Everything in the listing except the pictures should be written out exactly.

* Start *

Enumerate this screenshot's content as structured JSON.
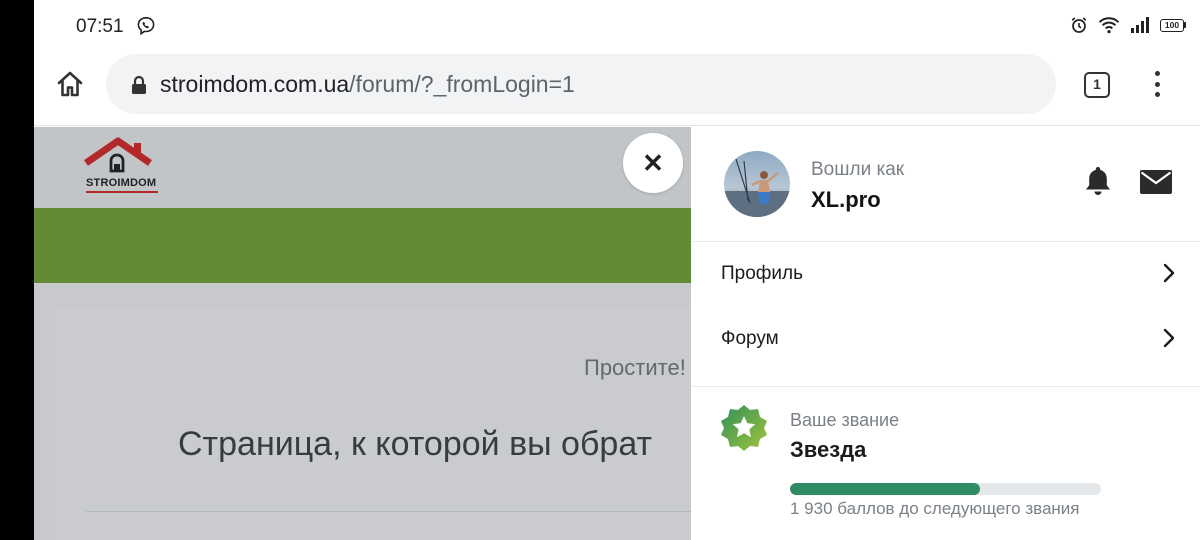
{
  "status_bar": {
    "time": "07:51",
    "battery": "100",
    "icons": [
      "viber-icon",
      "alarm-icon",
      "wifi-icon",
      "signal-icon",
      "battery-icon"
    ]
  },
  "browser": {
    "url_domain": "stroimdom.com.ua",
    "url_path": "/forum/?_fromLogin=1",
    "tab_count": "1"
  },
  "site": {
    "logo_text": "STROIMDOM",
    "colors": {
      "green_bar": "#6b9936",
      "logo_red": "#c62828"
    }
  },
  "error_card": {
    "sorry": "Простите!",
    "title": "Страница, к которой вы обрат"
  },
  "panel": {
    "logged_in_as_label": "Вошли как",
    "username": "XL.pro",
    "menu": [
      {
        "label": "Профиль"
      },
      {
        "label": "Форум"
      }
    ],
    "rank": {
      "label": "Ваше звание",
      "name": "Звезда",
      "progress_fraction": 0.61,
      "points_text": "1 930 баллов до следующего звания"
    },
    "colors": {
      "progress": "#2e8b63"
    }
  }
}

* End *

[Final result]
Enumerate this screenshot's content as structured JSON.
{
  "status_bar": {
    "time": "07:51",
    "battery": "100",
    "icons": [
      "viber-icon",
      "alarm-icon",
      "wifi-icon",
      "signal-icon",
      "battery-icon"
    ]
  },
  "browser": {
    "url_domain": "stroimdom.com.ua",
    "url_path": "/forum/?_fromLogin=1",
    "tab_count": "1"
  },
  "site": {
    "logo_text": "STROIMDOM",
    "colors": {
      "green_bar": "#6b9936",
      "logo_red": "#c62828"
    }
  },
  "error_card": {
    "sorry": "Простите!",
    "title": "Страница, к которой вы обрат"
  },
  "panel": {
    "logged_in_as_label": "Вошли как",
    "username": "XL.pro",
    "menu": [
      {
        "label": "Профиль"
      },
      {
        "label": "Форум"
      }
    ],
    "rank": {
      "label": "Ваше звание",
      "name": "Звезда",
      "progress_fraction": 0.61,
      "points_text": "1 930 баллов до следующего звания"
    },
    "colors": {
      "progress": "#2e8b63"
    }
  }
}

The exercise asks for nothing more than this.